▶ **THE EXERCISE**:
Without the images, write out all of the following entries exactly.

begin INPUT

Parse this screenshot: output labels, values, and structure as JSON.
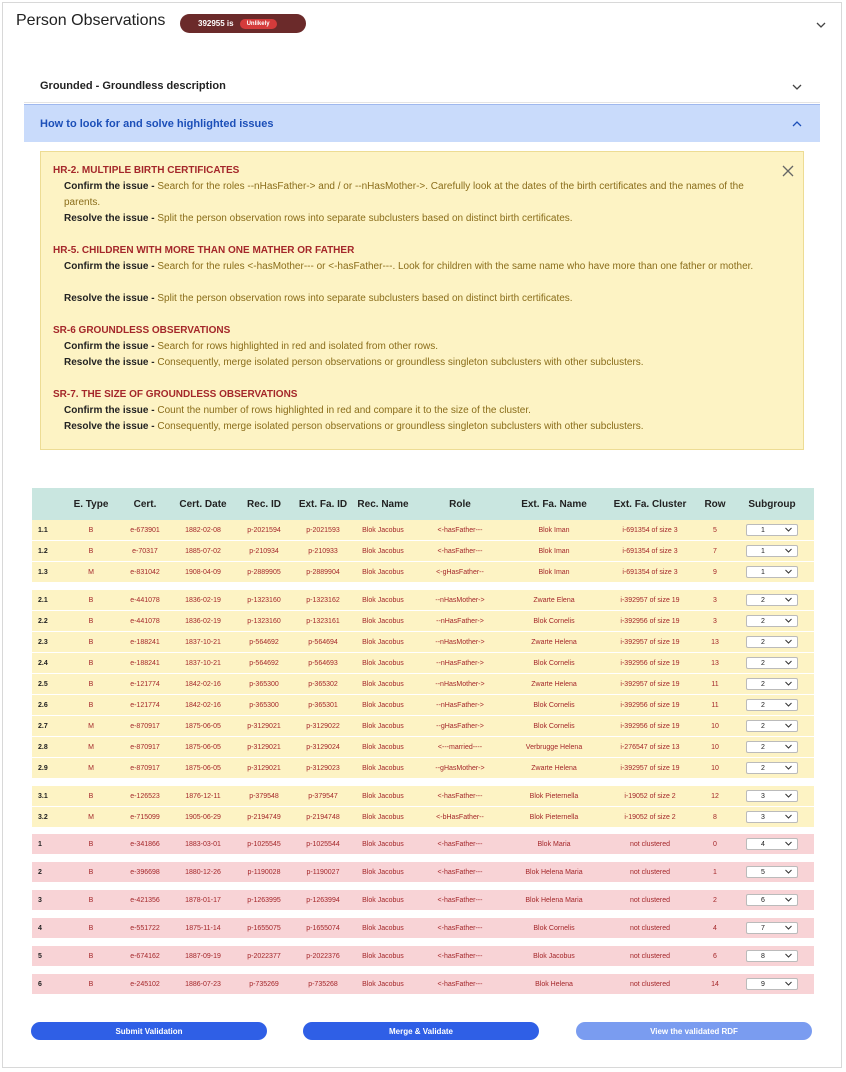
{
  "header": {
    "title": "Person Observations",
    "badge_id": "392955 is",
    "badge_status": "Unlikely"
  },
  "accordions": {
    "grounded_label": "Grounded - Groundless description",
    "howto_label": "How to look for and solve highlighted issues"
  },
  "issues": [
    {
      "title": "HR-2. MULTIPLE BIRTH CERTIFICATES",
      "confirm_label": "Confirm the issue -",
      "confirm_text": " Search for the roles --nHasFather-> and / or --nHasMother->. Carefully look at the dates of the birth certificates and the names of the parents.",
      "resolve_label": "Resolve the issue -",
      "resolve_text": " Split the person observation rows into separate subclusters based on distinct birth certificates."
    },
    {
      "title": "HR-5. CHILDREN WITH MORE THAN ONE MATHER OR FATHER",
      "confirm_label": "Confirm the issue -",
      "confirm_text": " Search for the rules <-hasMother--- or <-hasFather---. Look for children with the same name who have more than one father or mother.",
      "resolve_label": "Resolve the issue -",
      "resolve_text": " Split the person observation rows into separate subclusters based on distinct birth certificates."
    },
    {
      "title": "SR-6 GROUNDLESS OBSERVATIONS",
      "confirm_label": "Confirm the issue -",
      "confirm_text": " Search for rows highlighted in red and isolated from other rows.",
      "resolve_label": "Resolve the issue -",
      "resolve_text": " Consequently, merge isolated person observations or groundless singleton subclusters with other subclusters."
    },
    {
      "title": "SR-7. THE SIZE OF GROUNDLESS OBSERVATIONS",
      "confirm_label": "Confirm the issue -",
      "confirm_text": " Count the number of rows highlighted in red and compare it to the size of the cluster.",
      "resolve_label": "Resolve the issue -",
      "resolve_text": " Consequently, merge isolated person observations or groundless singleton subclusters with other subclusters."
    }
  ],
  "table": {
    "headers": [
      "",
      "E. Type",
      "Cert.",
      "Cert. Date",
      "Rec. ID",
      "Ext. Fa. ID",
      "Rec. Name",
      "Role",
      "Ext. Fa. Name",
      "Ext. Fa. Cluster",
      "Row",
      "Subgroup"
    ],
    "rows": [
      [
        "1.1",
        "B",
        "e-673901",
        "1882-02-08",
        "p-2021594",
        "p-2021593",
        "Blok Jacobus",
        "<-hasFather---",
        "Blok Iman",
        "i-691354 of size 3",
        "5",
        "1"
      ],
      [
        "1.2",
        "B",
        "e-70317",
        "1885-07-02",
        "p-210934",
        "p-210933",
        "Blok Jacobus",
        "<-hasFather---",
        "Blok Iman",
        "i-691354 of size 3",
        "7",
        "1"
      ],
      [
        "1.3",
        "M",
        "e-831042",
        "1908-04-09",
        "p-2889905",
        "p-2889904",
        "Blok Jacobus",
        "<-gHasFather--",
        "Blok Iman",
        "i-691354 of size 3",
        "9",
        "1"
      ],
      [
        "2.1",
        "B",
        "e-441078",
        "1836-02-19",
        "p-1323160",
        "p-1323162",
        "Blok Jacobus",
        "--nHasMother->",
        "Zwarte Elena",
        "i-392957 of size 19",
        "3",
        "2"
      ],
      [
        "2.2",
        "B",
        "e-441078",
        "1836-02-19",
        "p-1323160",
        "p-1323161",
        "Blok Jacobus",
        "--nHasFather->",
        "Blok Cornelis",
        "i-392956 of size 19",
        "3",
        "2"
      ],
      [
        "2.3",
        "B",
        "e-188241",
        "1837-10-21",
        "p-564692",
        "p-564694",
        "Blok Jacobus",
        "--nHasMother->",
        "Zwarte Helena",
        "i-392957 of size 19",
        "13",
        "2"
      ],
      [
        "2.4",
        "B",
        "e-188241",
        "1837-10-21",
        "p-564692",
        "p-564693",
        "Blok Jacobus",
        "--nHasFather->",
        "Blok Cornelis",
        "i-392956 of size 19",
        "13",
        "2"
      ],
      [
        "2.5",
        "B",
        "e-121774",
        "1842-02-16",
        "p-365300",
        "p-365302",
        "Blok Jacobus",
        "--nHasMother->",
        "Zwarte Helena",
        "i-392957 of size 19",
        "11",
        "2"
      ],
      [
        "2.6",
        "B",
        "e-121774",
        "1842-02-16",
        "p-365300",
        "p-365301",
        "Blok Jacobus",
        "--nHasFather->",
        "Blok Cornelis",
        "i-392956 of size 19",
        "11",
        "2"
      ],
      [
        "2.7",
        "M",
        "e-870917",
        "1875-06-05",
        "p-3129021",
        "p-3129022",
        "Blok Jacobus",
        "--gHasFather->",
        "Blok Cornelis",
        "i-392956 of size 19",
        "10",
        "2"
      ],
      [
        "2.8",
        "M",
        "e-870917",
        "1875-06-05",
        "p-3129021",
        "p-3129024",
        "Blok Jacobus",
        "<---married----",
        "Verbrugge Helena",
        "i-276547 of size 13",
        "10",
        "2"
      ],
      [
        "2.9",
        "M",
        "e-870917",
        "1875-06-05",
        "p-3129021",
        "p-3129023",
        "Blok Jacobus",
        "--gHasMother->",
        "Zwarte Helena",
        "i-392957 of size 19",
        "10",
        "2"
      ],
      [
        "3.1",
        "B",
        "e-126523",
        "1876-12-11",
        "p-379548",
        "p-379547",
        "Blok Jacobus",
        "<-hasFather---",
        "Blok Pieternella",
        "i-19052 of size 2",
        "12",
        "3"
      ],
      [
        "3.2",
        "M",
        "e-715099",
        "1905-06-29",
        "p-2194749",
        "p-2194748",
        "Blok Jacobus",
        "<-bHasFather--",
        "Blok Pieternella",
        "i-19052 of size 2",
        "8",
        "3"
      ],
      [
        "1",
        "B",
        "e-341866",
        "1883-03-01",
        "p-1025545",
        "p-1025544",
        "Blok Jacobus",
        "<-hasFather---",
        "Blok Maria",
        "not clustered",
        "0",
        "4"
      ],
      [
        "2",
        "B",
        "e-396698",
        "1880-12-26",
        "p-1190028",
        "p-1190027",
        "Blok Jacobus",
        "<-hasFather---",
        "Blok Helena Maria",
        "not clustered",
        "1",
        "5"
      ],
      [
        "3",
        "B",
        "e-421356",
        "1878-01-17",
        "p-1263995",
        "p-1263994",
        "Blok Jacobus",
        "<-hasFather---",
        "Blok Helena Maria",
        "not clustered",
        "2",
        "6"
      ],
      [
        "4",
        "B",
        "e-551722",
        "1875-11-14",
        "p-1655075",
        "p-1655074",
        "Blok Jacobus",
        "<-hasFather---",
        "Blok Cornelis",
        "not clustered",
        "4",
        "7"
      ],
      [
        "5",
        "B",
        "e-674162",
        "1887-09-19",
        "p-2022377",
        "p-2022376",
        "Blok Jacobus",
        "<-hasFather---",
        "Blok Jacobus",
        "not clustered",
        "6",
        "8"
      ],
      [
        "6",
        "B",
        "e-245102",
        "1886-07-23",
        "p-735269",
        "p-735268",
        "Blok Jacobus",
        "<-hasFather---",
        "Blok Helena",
        "not clustered",
        "14",
        "9"
      ]
    ]
  },
  "buttons": {
    "submit": "Submit Validation",
    "merge": "Merge & Validate",
    "view": "View the validated RDF"
  },
  "colors": {
    "primary": "#2f5fe6",
    "primary_light": "#7a9cf0",
    "grounded_row": "#fdf3c4",
    "groundless_row": "#f8d3d6",
    "header_bg": "#c9e6e0"
  }
}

end INPUT

▶ **RESPONSE TO THIS TASK**:
Parse this screenshot: output labels, values, and structure as JSON.
{
  "header": {
    "title": "Person Observations",
    "badge_id": "392955 is",
    "badge_status": "Unlikely"
  },
  "accordions": {
    "grounded_label": "Grounded - Groundless description",
    "howto_label": "How to look for and solve highlighted issues"
  },
  "issues": [
    {
      "title": "HR-2. MULTIPLE BIRTH CERTIFICATES",
      "confirm_label": "Confirm the issue -",
      "confirm_text": " Search for the roles --nHasFather-> and / or --nHasMother->. Carefully look at the dates of the birth certificates and the names of the parents.",
      "resolve_label": "Resolve the issue -",
      "resolve_text": " Split the person observation rows into separate subclusters based on distinct birth certificates."
    },
    {
      "title": "HR-5. CHILDREN WITH MORE THAN ONE MATHER OR FATHER",
      "confirm_label": "Confirm the issue -",
      "confirm_text": " Search for the rules <-hasMother--- or <-hasFather---. Look for children with the same name who have more than one father or mother.",
      "resolve_label": "Resolve the issue -",
      "resolve_text": " Split the person observation rows into separate subclusters based on distinct birth certificates."
    },
    {
      "title": "SR-6 GROUNDLESS OBSERVATIONS",
      "confirm_label": "Confirm the issue -",
      "confirm_text": " Search for rows highlighted in red and isolated from other rows.",
      "resolve_label": "Resolve the issue -",
      "resolve_text": " Consequently, merge isolated person observations or groundless singleton subclusters with other subclusters."
    },
    {
      "title": "SR-7. THE SIZE OF GROUNDLESS OBSERVATIONS",
      "confirm_label": "Confirm the issue -",
      "confirm_text": " Count the number of rows highlighted in red and compare it to the size of the cluster.",
      "resolve_label": "Resolve the issue -",
      "resolve_text": " Consequently, merge isolated person observations or groundless singleton subclusters with other subclusters."
    }
  ],
  "table": {
    "headers": [
      "",
      "E. Type",
      "Cert.",
      "Cert. Date",
      "Rec. ID",
      "Ext. Fa. ID",
      "Rec. Name",
      "Role",
      "Ext. Fa. Name",
      "Ext. Fa. Cluster",
      "Row",
      "Subgroup"
    ],
    "rows": [
      [
        "1.1",
        "B",
        "e-673901",
        "1882-02-08",
        "p-2021594",
        "p-2021593",
        "Blok Jacobus",
        "<-hasFather---",
        "Blok Iman",
        "i-691354 of size 3",
        "5",
        "1"
      ],
      [
        "1.2",
        "B",
        "e-70317",
        "1885-07-02",
        "p-210934",
        "p-210933",
        "Blok Jacobus",
        "<-hasFather---",
        "Blok Iman",
        "i-691354 of size 3",
        "7",
        "1"
      ],
      [
        "1.3",
        "M",
        "e-831042",
        "1908-04-09",
        "p-2889905",
        "p-2889904",
        "Blok Jacobus",
        "<-gHasFather--",
        "Blok Iman",
        "i-691354 of size 3",
        "9",
        "1"
      ],
      [
        "2.1",
        "B",
        "e-441078",
        "1836-02-19",
        "p-1323160",
        "p-1323162",
        "Blok Jacobus",
        "--nHasMother->",
        "Zwarte Elena",
        "i-392957 of size 19",
        "3",
        "2"
      ],
      [
        "2.2",
        "B",
        "e-441078",
        "1836-02-19",
        "p-1323160",
        "p-1323161",
        "Blok Jacobus",
        "--nHasFather->",
        "Blok Cornelis",
        "i-392956 of size 19",
        "3",
        "2"
      ],
      [
        "2.3",
        "B",
        "e-188241",
        "1837-10-21",
        "p-564692",
        "p-564694",
        "Blok Jacobus",
        "--nHasMother->",
        "Zwarte Helena",
        "i-392957 of size 19",
        "13",
        "2"
      ],
      [
        "2.4",
        "B",
        "e-188241",
        "1837-10-21",
        "p-564692",
        "p-564693",
        "Blok Jacobus",
        "--nHasFather->",
        "Blok Cornelis",
        "i-392956 of size 19",
        "13",
        "2"
      ],
      [
        "2.5",
        "B",
        "e-121774",
        "1842-02-16",
        "p-365300",
        "p-365302",
        "Blok Jacobus",
        "--nHasMother->",
        "Zwarte Helena",
        "i-392957 of size 19",
        "11",
        "2"
      ],
      [
        "2.6",
        "B",
        "e-121774",
        "1842-02-16",
        "p-365300",
        "p-365301",
        "Blok Jacobus",
        "--nHasFather->",
        "Blok Cornelis",
        "i-392956 of size 19",
        "11",
        "2"
      ],
      [
        "2.7",
        "M",
        "e-870917",
        "1875-06-05",
        "p-3129021",
        "p-3129022",
        "Blok Jacobus",
        "--gHasFather->",
        "Blok Cornelis",
        "i-392956 of size 19",
        "10",
        "2"
      ],
      [
        "2.8",
        "M",
        "e-870917",
        "1875-06-05",
        "p-3129021",
        "p-3129024",
        "Blok Jacobus",
        "<---married----",
        "Verbrugge Helena",
        "i-276547 of size 13",
        "10",
        "2"
      ],
      [
        "2.9",
        "M",
        "e-870917",
        "1875-06-05",
        "p-3129021",
        "p-3129023",
        "Blok Jacobus",
        "--gHasMother->",
        "Zwarte Helena",
        "i-392957 of size 19",
        "10",
        "2"
      ],
      [
        "3.1",
        "B",
        "e-126523",
        "1876-12-11",
        "p-379548",
        "p-379547",
        "Blok Jacobus",
        "<-hasFather---",
        "Blok Pieternella",
        "i-19052 of size 2",
        "12",
        "3"
      ],
      [
        "3.2",
        "M",
        "e-715099",
        "1905-06-29",
        "p-2194749",
        "p-2194748",
        "Blok Jacobus",
        "<-bHasFather--",
        "Blok Pieternella",
        "i-19052 of size 2",
        "8",
        "3"
      ],
      [
        "1",
        "B",
        "e-341866",
        "1883-03-01",
        "p-1025545",
        "p-1025544",
        "Blok Jacobus",
        "<-hasFather---",
        "Blok Maria",
        "not clustered",
        "0",
        "4"
      ],
      [
        "2",
        "B",
        "e-396698",
        "1880-12-26",
        "p-1190028",
        "p-1190027",
        "Blok Jacobus",
        "<-hasFather---",
        "Blok Helena Maria",
        "not clustered",
        "1",
        "5"
      ],
      [
        "3",
        "B",
        "e-421356",
        "1878-01-17",
        "p-1263995",
        "p-1263994",
        "Blok Jacobus",
        "<-hasFather---",
        "Blok Helena Maria",
        "not clustered",
        "2",
        "6"
      ],
      [
        "4",
        "B",
        "e-551722",
        "1875-11-14",
        "p-1655075",
        "p-1655074",
        "Blok Jacobus",
        "<-hasFather---",
        "Blok Cornelis",
        "not clustered",
        "4",
        "7"
      ],
      [
        "5",
        "B",
        "e-674162",
        "1887-09-19",
        "p-2022377",
        "p-2022376",
        "Blok Jacobus",
        "<-hasFather---",
        "Blok Jacobus",
        "not clustered",
        "6",
        "8"
      ],
      [
        "6",
        "B",
        "e-245102",
        "1886-07-23",
        "p-735269",
        "p-735268",
        "Blok Jacobus",
        "<-hasFather---",
        "Blok Helena",
        "not clustered",
        "14",
        "9"
      ]
    ]
  },
  "buttons": {
    "submit": "Submit Validation",
    "merge": "Merge & Validate",
    "view": "View the validated RDF"
  },
  "colors": {
    "primary": "#2f5fe6",
    "primary_light": "#7a9cf0",
    "grounded_row": "#fdf3c4",
    "groundless_row": "#f8d3d6",
    "header_bg": "#c9e6e0"
  }
}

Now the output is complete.